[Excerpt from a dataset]
((
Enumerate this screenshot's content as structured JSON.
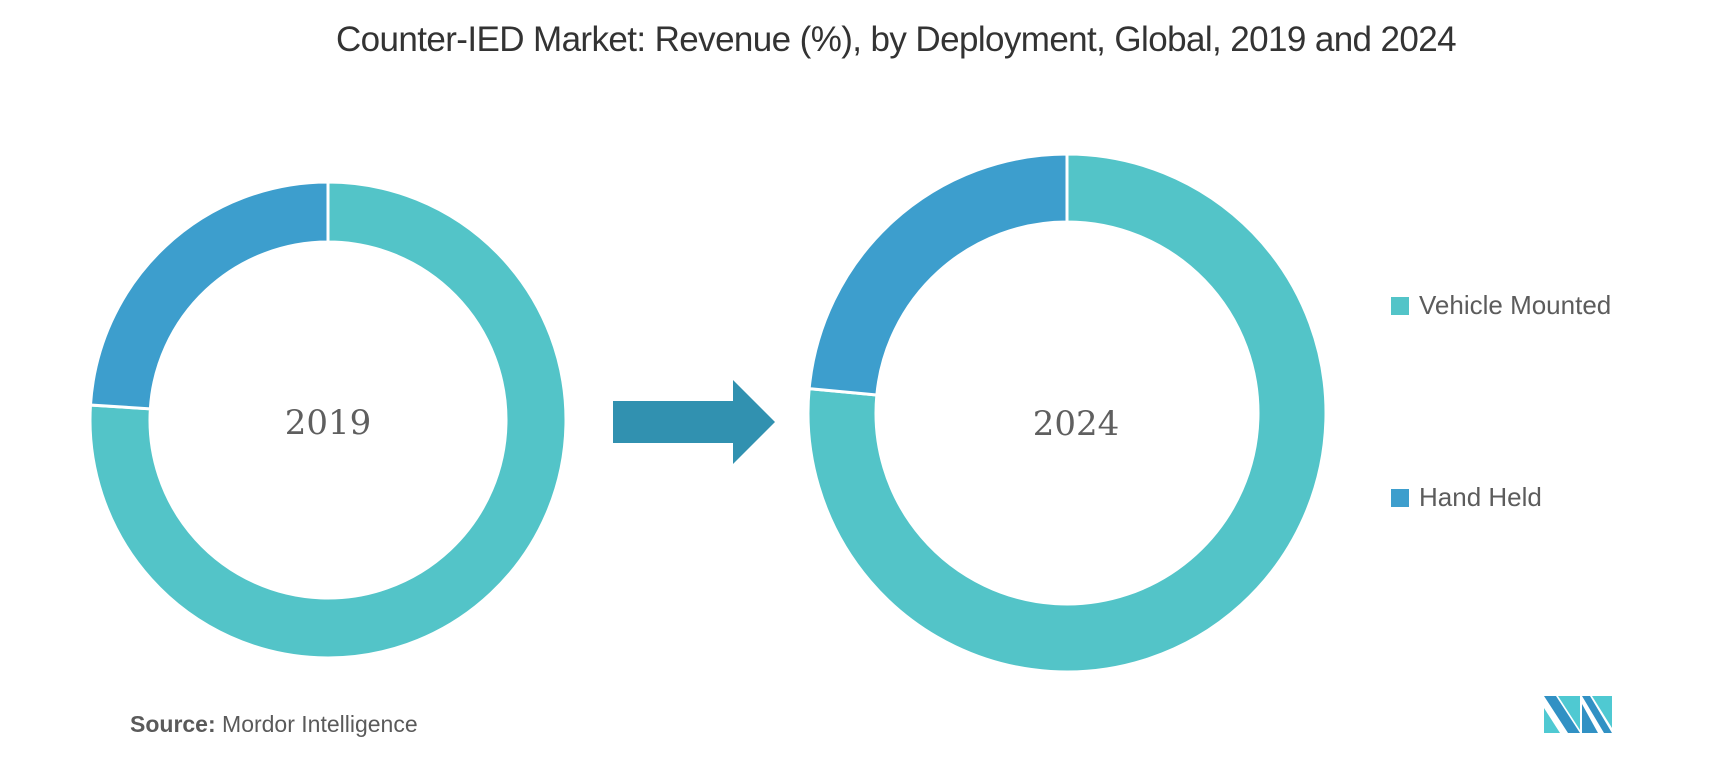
{
  "title": "Counter-IED Market: Revenue (%), by Deployment, Global, 2019 and 2024",
  "colors": {
    "vehicle_mounted": "#53C4C8",
    "hand_held": "#3D9ECD",
    "arrow": "#3191B0",
    "text": "#333333"
  },
  "legend": {
    "items": [
      {
        "label": "Vehicle Mounted",
        "color": "#53C4C8"
      },
      {
        "label": "Hand Held",
        "color": "#3D9ECD"
      }
    ]
  },
  "source": {
    "prefix": "Source:",
    "text": "Mordor Intelligence"
  },
  "logo": {
    "icon": "mordor-intelligence-logo-icon"
  },
  "arrow": {
    "icon": "right-arrow-icon"
  },
  "chart_data": [
    {
      "type": "pie",
      "variant": "donut",
      "title": "2019",
      "center_label": "2019",
      "categories": [
        "Vehicle Mounted",
        "Hand Held"
      ],
      "values": [
        76,
        24
      ],
      "unit": "%",
      "start_angle": "12 o'clock, Vehicle Mounted clockwise"
    },
    {
      "type": "pie",
      "variant": "donut",
      "title": "2024",
      "center_label": "2024",
      "categories": [
        "Vehicle Mounted",
        "Hand Held"
      ],
      "values": [
        76.5,
        23.5
      ],
      "unit": "%",
      "start_angle": "12 o'clock, Vehicle Mounted clockwise"
    }
  ]
}
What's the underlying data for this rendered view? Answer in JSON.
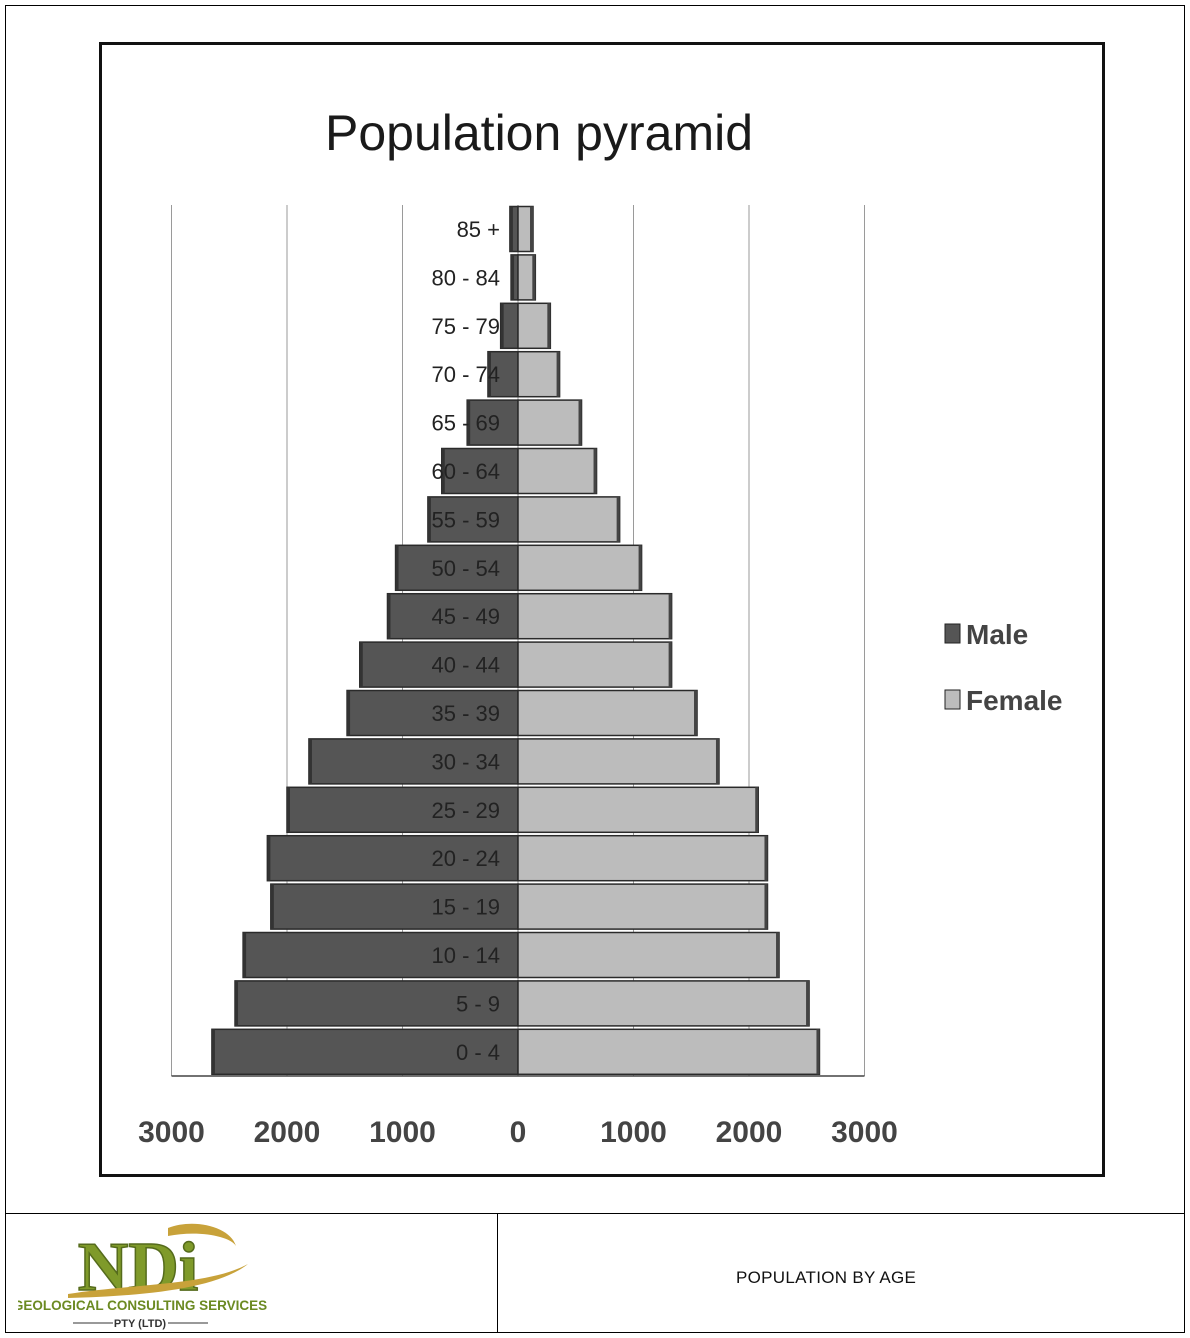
{
  "chart_data": {
    "type": "bar",
    "orientation": "horizontal",
    "title": "Population pyramid",
    "categories": [
      "0 - 4",
      "5 - 9",
      "10 - 14",
      "15 - 19",
      "20 - 24",
      "25 - 29",
      "30 - 34",
      "35 - 39",
      "40 - 44",
      "45 - 49",
      "50 - 54",
      "55 - 59",
      "60 - 64",
      "65 - 69",
      "70 - 74",
      "75 - 79",
      "80 - 84",
      "85 +"
    ],
    "series": [
      {
        "name": "Male",
        "color": "#555555",
        "values": [
          2650,
          2450,
          2380,
          2140,
          2170,
          2000,
          1810,
          1480,
          1370,
          1130,
          1060,
          780,
          660,
          440,
          260,
          150,
          60,
          70
        ]
      },
      {
        "name": "Female",
        "color": "#bcbcbc",
        "values": [
          2610,
          2520,
          2260,
          2160,
          2160,
          2080,
          1740,
          1550,
          1330,
          1330,
          1070,
          880,
          680,
          550,
          360,
          280,
          150,
          130
        ]
      }
    ],
    "xlim": [
      -3000,
      3000
    ],
    "xticks": [
      "3000",
      "2000",
      "1000",
      "0",
      "1000",
      "2000",
      "3000"
    ],
    "grid": true,
    "legend_position": "right"
  },
  "legend": {
    "male_label": "Male",
    "female_label": "Female"
  },
  "footer": {
    "company_name": "GEOLOGICAL CONSULTING SERVICES",
    "company_suffix": "PTY (LTD)",
    "logo_text": "NDi",
    "caption": "POPULATION BY AGE"
  }
}
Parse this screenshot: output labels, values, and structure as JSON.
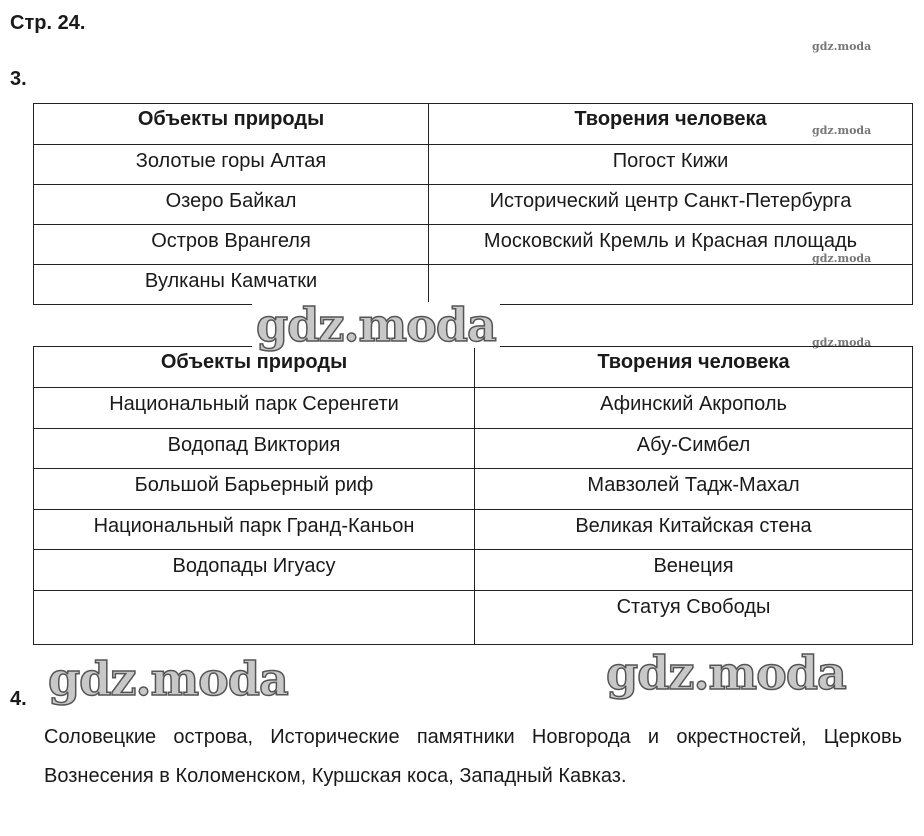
{
  "page_label": "Стр. 24.",
  "task3": {
    "number": "3.",
    "table1": {
      "headers": [
        "Объекты природы",
        "Творения человека"
      ],
      "rows": [
        [
          "Золотые горы Алтая",
          "Погост Кижи"
        ],
        [
          "Озеро Байкал",
          "Исторический центр Санкт-Петербурга"
        ],
        [
          "Остров Врангеля",
          "Московский Кремль и Красная площадь"
        ],
        [
          "Вулканы Камчатки",
          ""
        ]
      ]
    },
    "table2": {
      "headers": [
        "Объекты природы",
        "Творения человека"
      ],
      "rows": [
        [
          "Национальный парк Серенгети",
          "Афинский Акрополь"
        ],
        [
          "Водопад Виктория",
          "Абу-Симбел"
        ],
        [
          "Большой Барьерный риф",
          "Мавзолей Тадж-Махал"
        ],
        [
          "Национальный парк Гранд-Каньон",
          "Великая Китайская стена"
        ],
        [
          "Водопады Игуасу",
          "Венеция"
        ],
        [
          "",
          "Статуя Свободы"
        ]
      ]
    }
  },
  "task4": {
    "number": "4.",
    "text": "Соловецкие острова, Исторические памятники Новгорода и окрестностей, Церковь Вознесения в Коломенском, Куршская коса, Западный Кавказ."
  },
  "watermark": "gdz.moda"
}
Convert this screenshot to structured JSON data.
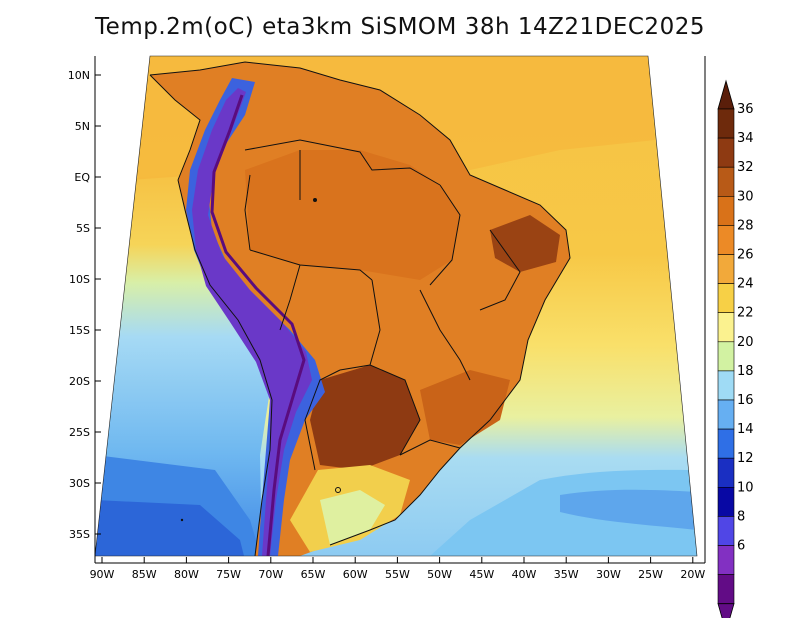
{
  "title": "Temp.2m(oC) eta3km SiSMOM 38h 14Z21DEC2025",
  "lat_labels": [
    "10N",
    "5N",
    "EQ",
    "5S",
    "10S",
    "15S",
    "20S",
    "25S",
    "30S",
    "35S"
  ],
  "lon_labels": [
    "90W",
    "85W",
    "80W",
    "75W",
    "70W",
    "65W",
    "60W",
    "55W",
    "50W",
    "45W",
    "40W",
    "35W",
    "30W",
    "25W",
    "20W"
  ],
  "colorbar": {
    "labels": [
      "36",
      "34",
      "32",
      "30",
      "28",
      "26",
      "24",
      "22",
      "20",
      "18",
      "16",
      "14",
      "12",
      "10",
      "8",
      "6"
    ],
    "colors": [
      "#6e2a0c",
      "#8e3a12",
      "#b85a17",
      "#d97219",
      "#ec8a26",
      "#f2a93a",
      "#f7d046",
      "#fbf28f",
      "#d2f2a2",
      "#9fdbf5",
      "#66aff2",
      "#2f6fe6",
      "#1a2fc2",
      "#0808a4",
      "#5046e6",
      "#8230c2",
      "#620c86"
    ],
    "under_color": "#620c86",
    "over_color": "#5a1e0a"
  },
  "colors": {
    "ocean_north": "#f7c24a",
    "ocean_south": "#72c0f0",
    "land": "#e07f24",
    "highlands": "#3456d8",
    "andes": "#6a38c8"
  }
}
))
## [Task to carry out]
Quote each line of the listing exactly, but leave the pictures out.

## [Written response]
Enumerate this screenshot's content as structured JSON.
{
  "title": "Counter-IED Market: Revenue (%), by Deployment, Global, 2019 and 2024",
  "colors": {
    "vehicle_mounted": "#53C4C8",
    "hand_held": "#3D9ECD",
    "arrow": "#3191B0",
    "text": "#333333"
  },
  "legend": {
    "items": [
      {
        "label": "Vehicle Mounted",
        "color": "#53C4C8"
      },
      {
        "label": "Hand Held",
        "color": "#3D9ECD"
      }
    ]
  },
  "source": {
    "prefix": "Source:",
    "text": "Mordor Intelligence"
  },
  "logo": {
    "icon": "mordor-intelligence-logo-icon"
  },
  "arrow": {
    "icon": "right-arrow-icon"
  },
  "chart_data": [
    {
      "type": "pie",
      "variant": "donut",
      "title": "2019",
      "center_label": "2019",
      "categories": [
        "Vehicle Mounted",
        "Hand Held"
      ],
      "values": [
        76,
        24
      ],
      "unit": "%",
      "start_angle": "12 o'clock, Vehicle Mounted clockwise"
    },
    {
      "type": "pie",
      "variant": "donut",
      "title": "2024",
      "center_label": "2024",
      "categories": [
        "Vehicle Mounted",
        "Hand Held"
      ],
      "values": [
        76.5,
        23.5
      ],
      "unit": "%",
      "start_angle": "12 o'clock, Vehicle Mounted clockwise"
    }
  ]
}
What's the underlying data for this rendered view? Answer in JSON.
{
  "chart_data": {
    "type": "bar",
    "orientation": "horizontal",
    "title": "Population pyramid",
    "categories": [
      "0 - 4",
      "5 - 9",
      "10 - 14",
      "15 - 19",
      "20 - 24",
      "25 - 29",
      "30 - 34",
      "35 - 39",
      "40 - 44",
      "45 - 49",
      "50 - 54",
      "55 - 59",
      "60 - 64",
      "65 - 69",
      "70 - 74",
      "75 - 79",
      "80 - 84",
      "85 +"
    ],
    "series": [
      {
        "name": "Male",
        "color": "#555555",
        "values": [
          2650,
          2450,
          2380,
          2140,
          2170,
          2000,
          1810,
          1480,
          1370,
          1130,
          1060,
          780,
          660,
          440,
          260,
          150,
          60,
          70
        ]
      },
      {
        "name": "Female",
        "color": "#bcbcbc",
        "values": [
          2610,
          2520,
          2260,
          2160,
          2160,
          2080,
          1740,
          1550,
          1330,
          1330,
          1070,
          880,
          680,
          550,
          360,
          280,
          150,
          130
        ]
      }
    ],
    "xlim": [
      -3000,
      3000
    ],
    "xticks": [
      "3000",
      "2000",
      "1000",
      "0",
      "1000",
      "2000",
      "3000"
    ],
    "grid": true,
    "legend_position": "right"
  },
  "legend": {
    "male_label": "Male",
    "female_label": "Female"
  },
  "footer": {
    "company_name": "GEOLOGICAL CONSULTING SERVICES",
    "company_suffix": "PTY (LTD)",
    "logo_text": "NDi",
    "caption": "POPULATION BY AGE"
  }
}
Parse this screenshot: output labels, values, and structure as JSON.
{
  "page_label": "Стр. 24.",
  "task3": {
    "number": "3.",
    "table1": {
      "headers": [
        "Объекты природы",
        "Творения человека"
      ],
      "rows": [
        [
          "Золотые горы Алтая",
          "Погост Кижи"
        ],
        [
          "Озеро Байкал",
          "Исторический центр Санкт-Петербурга"
        ],
        [
          "Остров Врангеля",
          "Московский Кремль и Красная площадь"
        ],
        [
          "Вулканы Камчатки",
          ""
        ]
      ]
    },
    "table2": {
      "headers": [
        "Объекты природы",
        "Творения человека"
      ],
      "rows": [
        [
          "Национальный парк Серенгети",
          "Афинский Акрополь"
        ],
        [
          "Водопад Виктория",
          "Абу-Симбел"
        ],
        [
          "Большой Барьерный риф",
          "Мавзолей Тадж-Махал"
        ],
        [
          "Национальный парк Гранд-Каньон",
          "Великая Китайская стена"
        ],
        [
          "Водопады Игуасу",
          "Венеция"
        ],
        [
          "",
          "Статуя Свободы"
        ]
      ]
    }
  },
  "task4": {
    "number": "4.",
    "text": "Соловецкие острова, Исторические памятники Новгорода и окрестностей, Церковь Вознесения в Коломенском, Куршская коса, Западный Кавказ."
  },
  "watermark": "gdz.moda"
}
Convert this screenshot to structured JSON data.
{
  "title": "Temp.2m(oC) eta3km SiSMOM 38h 14Z21DEC2025",
  "lat_labels": [
    "10N",
    "5N",
    "EQ",
    "5S",
    "10S",
    "15S",
    "20S",
    "25S",
    "30S",
    "35S"
  ],
  "lon_labels": [
    "90W",
    "85W",
    "80W",
    "75W",
    "70W",
    "65W",
    "60W",
    "55W",
    "50W",
    "45W",
    "40W",
    "35W",
    "30W",
    "25W",
    "20W"
  ],
  "colorbar": {
    "labels": [
      "36",
      "34",
      "32",
      "30",
      "28",
      "26",
      "24",
      "22",
      "20",
      "18",
      "16",
      "14",
      "12",
      "10",
      "8",
      "6"
    ],
    "colors": [
      "#6e2a0c",
      "#8e3a12",
      "#b85a17",
      "#d97219",
      "#ec8a26",
      "#f2a93a",
      "#f7d046",
      "#fbf28f",
      "#d2f2a2",
      "#9fdbf5",
      "#66aff2",
      "#2f6fe6",
      "#1a2fc2",
      "#0808a4",
      "#5046e6",
      "#8230c2",
      "#620c86"
    ],
    "under_color": "#620c86",
    "over_color": "#5a1e0a"
  },
  "colors": {
    "ocean_north": "#f7c24a",
    "ocean_south": "#72c0f0",
    "land": "#e07f24",
    "highlands": "#3456d8",
    "andes": "#6a38c8"
  }
}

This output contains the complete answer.